Insects Keep Us all Going

Insects Keep Us all Going

I’ve started a new monthly blog over at the excellent Hackney Citizen.  I’m focusing on all aspects of gardening but with an emphasis at the moment on gardening for wildlife as I think this is what we need to put our efforts into – along with protecting and promoting green spaces.  My first column was inspired by the frightening reports of the crash in insect numbers in the last 30 years.  Once they’ve gone, we’re up the creek.  You can read the article here


Dream Bee

Last night I dreamt that I’d taken our newly installed hive to my childhood home and removed the hive roof to expose the frames. I hadn’t smoked the hive first, so the bees weren’t terribly happy and were buzzing manically around the bedroom that I’d shared with my younger sister.

I knew I shouldn’t have taken them there. If you transport a colony of bees, it takes them a while to work out where their new home is. If you move a hive – unless it’s just a few feet – the bees that are out foraging will never find their way home. Using a mix of pheromones and waggle dances, the bees ‘talk’ to each other – communicating everything from ‘the queen is happy and laying’, to where to find the best forage and ‘this is where we live now’.

::::::

> _Task a_: Convert the entries into a numbered list, starting at the first entry and ending at the line that contains "logo-text: Global bbox=[896, 48, 957, 70]", with blank lines omitted.
The text and the entries have no connection to each other.

::::::

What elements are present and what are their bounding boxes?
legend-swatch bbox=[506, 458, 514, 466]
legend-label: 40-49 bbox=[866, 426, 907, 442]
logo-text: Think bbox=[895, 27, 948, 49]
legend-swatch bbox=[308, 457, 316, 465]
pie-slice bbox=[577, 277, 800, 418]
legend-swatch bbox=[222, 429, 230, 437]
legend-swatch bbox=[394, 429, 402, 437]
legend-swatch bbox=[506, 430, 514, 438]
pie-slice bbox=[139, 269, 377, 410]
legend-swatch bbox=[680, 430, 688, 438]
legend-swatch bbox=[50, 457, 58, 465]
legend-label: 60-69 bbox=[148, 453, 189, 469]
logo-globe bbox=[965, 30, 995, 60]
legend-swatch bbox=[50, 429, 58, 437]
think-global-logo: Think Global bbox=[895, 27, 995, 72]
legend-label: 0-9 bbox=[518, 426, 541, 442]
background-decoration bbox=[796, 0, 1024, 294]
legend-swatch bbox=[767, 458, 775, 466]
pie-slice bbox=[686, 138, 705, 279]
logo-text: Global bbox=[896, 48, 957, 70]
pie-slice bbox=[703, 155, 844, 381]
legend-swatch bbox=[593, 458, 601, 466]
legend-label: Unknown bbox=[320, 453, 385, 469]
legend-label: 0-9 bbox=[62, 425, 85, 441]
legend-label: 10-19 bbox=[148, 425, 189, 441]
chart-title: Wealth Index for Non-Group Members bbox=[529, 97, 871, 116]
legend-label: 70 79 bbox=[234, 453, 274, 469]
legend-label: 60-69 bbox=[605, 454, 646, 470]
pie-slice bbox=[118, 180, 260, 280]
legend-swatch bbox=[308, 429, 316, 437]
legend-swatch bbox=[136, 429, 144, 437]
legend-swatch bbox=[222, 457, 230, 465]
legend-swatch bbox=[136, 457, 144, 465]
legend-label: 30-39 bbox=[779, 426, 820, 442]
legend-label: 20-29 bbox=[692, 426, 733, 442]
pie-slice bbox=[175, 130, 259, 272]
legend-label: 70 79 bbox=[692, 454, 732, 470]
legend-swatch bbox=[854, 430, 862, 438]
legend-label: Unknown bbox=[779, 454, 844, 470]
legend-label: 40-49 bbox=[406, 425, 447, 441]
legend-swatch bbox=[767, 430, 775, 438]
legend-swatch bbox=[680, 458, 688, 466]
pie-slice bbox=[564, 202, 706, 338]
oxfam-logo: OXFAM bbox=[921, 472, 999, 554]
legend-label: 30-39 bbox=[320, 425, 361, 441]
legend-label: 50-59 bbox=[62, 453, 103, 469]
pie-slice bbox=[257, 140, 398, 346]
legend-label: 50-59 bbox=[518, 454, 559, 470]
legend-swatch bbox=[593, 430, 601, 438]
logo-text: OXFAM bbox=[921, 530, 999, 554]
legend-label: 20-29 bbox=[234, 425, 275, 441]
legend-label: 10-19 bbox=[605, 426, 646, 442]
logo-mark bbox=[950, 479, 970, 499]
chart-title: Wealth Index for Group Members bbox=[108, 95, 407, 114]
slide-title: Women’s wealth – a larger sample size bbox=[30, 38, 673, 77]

::::::

> _Task b_: According to the blog excerpt, what do bees communicate to each other?

> _Written reply a_:
1. What elements are present and what are their bounding boxes?
2. legend-swatch bbox=[506, 458, 514, 466]
3. legend-label: 40-49 bbox=[866, 426, 907, 442]
4. logo-text: Think bbox=[895, 27, 948, 49]
5. legend-swatch bbox=[308, 457, 316, 465]
6. pie-slice bbox=[577, 277, 800, 418]
7. legend-swatch bbox=[222, 429, 230, 437]
8. legend-swatch bbox=[394, 429, 402, 437]
9. legend-swatch bbox=[506, 430, 514, 438]
10. pie-slice bbox=[139, 269, 377, 410]
11. legend-swatch bbox=[680, 430, 688, 438]
12. legend-swatch bbox=[50, 457, 58, 465]
13. legend-label: 60-69 bbox=[148, 453, 189, 469]
14. logo-globe bbox=[965, 30, 995, 60]
15. legend-swatch bbox=[50, 429, 58, 437]
16. think-global-logo: Think Global bbox=[895, 27, 995, 72]
17. legend-label: 0-9 bbox=[518, 426, 541, 442]
18. background-decoration bbox=[796, 0, 1024, 294]
19. legend-swatch bbox=[767, 458, 775, 466]
20. pie-slice bbox=[686, 138, 705, 279]
21. logo-text: Global bbox=[896, 48, 957, 70]

> _Written reply b_:
- That the queen is happy and laying
- Where to find the best forage
- "This is where we live now"